Request ->
Retype each line of the material exactly, please, skipping any picture in it.

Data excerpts
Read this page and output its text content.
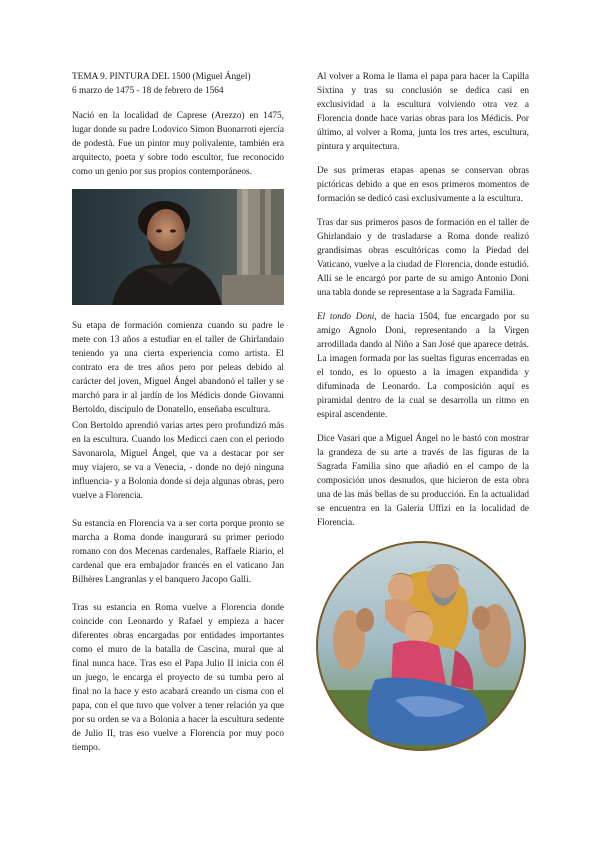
TEMA 9. PINTURA DEL 1500 (Miguel Ángel)
6 marzo de 1475 - 18 de febrero de 1564

Nació en la localidad de Caprese (Arezzo) en 1475, lugar donde su padre Lodovico Simon Buonarroti ejercía de podestà. Fue un pintor muy polivalente, también era arquitecto, poeta y sobre todo escultor, fue reconocido como un genio por sus propios contemporáneos.

Su etapa de formación comienza cuando su padre le mete con 13 años a estudiar en el taller de Ghirlandaio teniendo ya una cierta experiencia como artista. El contrato era de tres años pero por peleas debido al carácter del joven, Miguel Ángel abandonó el taller y se marchó para ir al jardín de los Médicis donde Giovanni Bertoldo, discípulo de Donatello, enseñaba escultura.

Con Bertoldo aprendió varias artes pero profundizó más en la escultura. Cuando los Medicci caen con el periodo Savonarola, Miguel Ángel, que va a destacar por ser muy viajero, se va a Venecia, - donde no dejó ninguna influencia- y a Bolonia donde sí deja algunas obras, pero vuelve a Florencia.

Su estancia en Florencia va a ser corta porque pronto se marcha a Roma donde inaugurará su primer periodo romano con dos Mecenas cardenales, Raffaele Riario, el cardenal que era embajador francés en el vaticano Jan Bilhères Langranlas y el banquero Jacopo Galli.

Tras su estancia en Roma vuelve a Florencia donde coincide con Leonardo y Rafael y empieza a hacer diferentes obras encargadas por entidades importantes como el muro de la batalla de Cascina, mural que al final nunca hace. Tras eso el Papa Julio II inicia con él un juego, le encarga el proyecto de su tumba pero al final no la hace y esto acabará creando un cisma con el papa, con el que tuvo que volver a tener relación ya que por su orden se va a Bolonia a hacer la escultura sedente de Julio II, tras eso vuelve a Florencia por muy poco tiempo.

Al volver a Roma le llama el papa para hacer la Capilla Sixtina y tras su conclusión se dedica casi en exclusividad a la escultura volviendo otra vez a Florencia donde hace varias obras para los Médicis. Por último, al volver a Roma, junta los tres artes, escultura, pintura y arquitectura.

De sus primeras etapas apenas se conservan obras pictóricas debido a que en esos primeros momentos de formación se dedicó casi exclusivamente a la escultura.

Tras dar sus primeros pasos de formación en el taller de Ghirlandaio y de trasladarse a Roma donde realizó grandísimas obras escultóricas como la Piedad del Vaticano, vuelve a la ciudad de Florencia, donde estudió. Allí se le encargó por parte de su amigo Antonio Doni una tabla donde se representase a la Sagrada Familia.

El tondo Doni, de hacia 1504, fue encargado por su amigo Agnolo Doni, representando a la Virgen arrodillada dando al Niño a San José que aparece detrás. La imagen formada por las sueltas figuras encerradas en el tondo, es lo opuesto a la imagen expandida y difuminada de Leonardo. La composición aquí es piramidal dentro de la cual se desarrolla un ritmo en espiral ascendente.

Dice Vasari que a Miguel Ángel no le bastó con mostrar la grandeza de su arte a través de las figuras de la Sagrada Familia sino que añadió en el campo de la composición unos desnudos, que hicieron de esta obra una de las más bellas de su producción. En la actualidad se encuentra en la Galería Uffizi en la localidad de Florencia.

Reply to the task ->
Read this page and output its text content.
TEMA 9. PINTURA DEL 1500 (Miguel Ángel)
6 marzo de 1475 - 18 de febrero de 1564

Nació en la localidad de Caprese (Arezzo) en 1475, lugar donde su padre Lodovico Simon Buonarroti ejercía de podestà. Fue un pintor muy polivalente, también era arquitecto, poeta y sobre todo escultor, fue reconocido como un genio por sus propios contemporáneos.

Su etapa de formación comienza cuando su padre le mete con 13 años a estudiar en el taller de Ghirlandaio teniendo ya una cierta experiencia como artista. El contrato era de tres años pero por peleas debido al carácter del joven, Miguel Ángel abandonó el taller y se marchó para ir al jardín de los Médicis donde Giovanni Bertoldo, discípulo de Donatello, enseñaba escultura.

Con Bertoldo aprendió varias artes pero profundizó más en la escultura. Cuando los Medicci caen con el periodo Savonarola, Miguel Ángel, que va a destacar por ser muy viajero, se va a Venecia, - donde no dejó ninguna influencia- y a Bolonia donde sí deja algunas obras, pero vuelve a Florencia.

Su estancia en Florencia va a ser corta porque pronto se marcha a Roma donde inaugurará su primer periodo romano con dos Mecenas cardenales, Raffaele Riario, el cardenal que era embajador francés en el vaticano Jan Bilhères Langranlas y el banquero Jacopo Galli.

Tras su estancia en Roma vuelve a Florencia donde coincide con Leonardo y Rafael y empieza a hacer diferentes obras encargadas por entidades importantes como el muro de la batalla de Cascina, mural que al final nunca hace. Tras eso el Papa Julio II inicia con él un juego, le encarga el proyecto de su tumba pero al final no la hace y esto acabará creando un cisma con el papa, con el que tuvo que volver a tener relación ya que por su orden se va a Bolonia a hacer la escultura sedente de Julio II, tras eso vuelve a Florencia por muy poco tiempo.

Al volver a Roma le llama el papa para hacer la Capilla Sixtina y tras su conclusión se dedica casi en exclusividad a la escultura volviendo otra vez a Florencia donde hace varias obras para los Médicis. Por último, al volver a Roma, junta los tres artes, escultura, pintura y arquitectura.

De sus primeras etapas apenas se conservan obras pictóricas debido a que en esos primeros momentos de formación se dedicó casi exclusivamente a la escultura.

Tras dar sus primeros pasos de formación en el taller de Ghirlandaio y de trasladarse a Roma donde realizó grandísimas obras escultóricas como la Piedad del Vaticano, vuelve a la ciudad de Florencia, donde estudió. Allí se le encargó por parte de su amigo Antonio Doni una tabla donde se representase a la Sagrada Familia.

El tondo Doni, de hacia 1504, fue encargado por su amigo Agnolo Doni, representando a la Virgen arrodillada dando al Niño a San José que aparece detrás. La imagen formada por las sueltas figuras encerradas en el tondo, es lo opuesto a la imagen expandida y difuminada de Leonardo. La composición aquí es piramidal dentro de la cual se desarrolla un ritmo en espiral ascendente.

Dice Vasari que a Miguel Ángel no le bastó con mostrar la grandeza de su arte a través de las figuras de la Sagrada Familia sino que añadió en el campo de la composición unos desnudos, que hicieron de esta obra una de las más bellas de su producción. En la actualidad se encuentra en la Galería Uffizi en la localidad de Florencia.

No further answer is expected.